Job:
Can all of these lines be returned exactly?

Provided data:
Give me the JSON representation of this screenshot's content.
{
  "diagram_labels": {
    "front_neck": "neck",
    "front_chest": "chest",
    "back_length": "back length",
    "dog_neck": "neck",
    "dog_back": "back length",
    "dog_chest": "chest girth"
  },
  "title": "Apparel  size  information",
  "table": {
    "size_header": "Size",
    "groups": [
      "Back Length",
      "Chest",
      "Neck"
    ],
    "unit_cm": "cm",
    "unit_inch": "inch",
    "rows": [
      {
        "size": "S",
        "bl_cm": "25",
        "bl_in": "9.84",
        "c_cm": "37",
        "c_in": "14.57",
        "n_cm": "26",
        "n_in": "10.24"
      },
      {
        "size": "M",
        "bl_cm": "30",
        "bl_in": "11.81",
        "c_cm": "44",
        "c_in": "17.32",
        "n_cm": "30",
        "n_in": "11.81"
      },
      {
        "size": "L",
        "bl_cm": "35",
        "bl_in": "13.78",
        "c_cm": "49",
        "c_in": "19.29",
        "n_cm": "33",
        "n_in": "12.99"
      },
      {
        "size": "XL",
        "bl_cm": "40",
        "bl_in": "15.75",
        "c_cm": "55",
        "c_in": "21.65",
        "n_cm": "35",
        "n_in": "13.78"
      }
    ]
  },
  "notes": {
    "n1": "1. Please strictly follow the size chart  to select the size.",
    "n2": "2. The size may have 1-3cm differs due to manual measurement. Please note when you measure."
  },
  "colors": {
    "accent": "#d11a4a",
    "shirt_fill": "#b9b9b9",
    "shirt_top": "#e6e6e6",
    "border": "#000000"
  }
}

Exercise response:
Give me the JSON representation of this screenshot's content.
{
  "diagram_labels": {
    "front_neck": "neck",
    "front_chest": "chest",
    "back_length": "back length",
    "dog_neck": "neck",
    "dog_back": "back length",
    "dog_chest": "chest girth"
  },
  "title": "Apparel  size  information",
  "table": {
    "size_header": "Size",
    "groups": [
      "Back Length",
      "Chest",
      "Neck"
    ],
    "unit_cm": "cm",
    "unit_inch": "inch",
    "rows": [
      {
        "size": "S",
        "bl_cm": "25",
        "bl_in": "9.84",
        "c_cm": "37",
        "c_in": "14.57",
        "n_cm": "26",
        "n_in": "10.24"
      },
      {
        "size": "M",
        "bl_cm": "30",
        "bl_in": "11.81",
        "c_cm": "44",
        "c_in": "17.32",
        "n_cm": "30",
        "n_in": "11.81"
      },
      {
        "size": "L",
        "bl_cm": "35",
        "bl_in": "13.78",
        "c_cm": "49",
        "c_in": "19.29",
        "n_cm": "33",
        "n_in": "12.99"
      },
      {
        "size": "XL",
        "bl_cm": "40",
        "bl_in": "15.75",
        "c_cm": "55",
        "c_in": "21.65",
        "n_cm": "35",
        "n_in": "13.78"
      }
    ]
  },
  "notes": {
    "n1": "1. Please strictly follow the size chart  to select the size.",
    "n2": "2. The size may have 1-3cm differs due to manual measurement. Please note when you measure."
  },
  "colors": {
    "accent": "#d11a4a",
    "shirt_fill": "#b9b9b9",
    "shirt_top": "#e6e6e6",
    "border": "#000000"
  }
}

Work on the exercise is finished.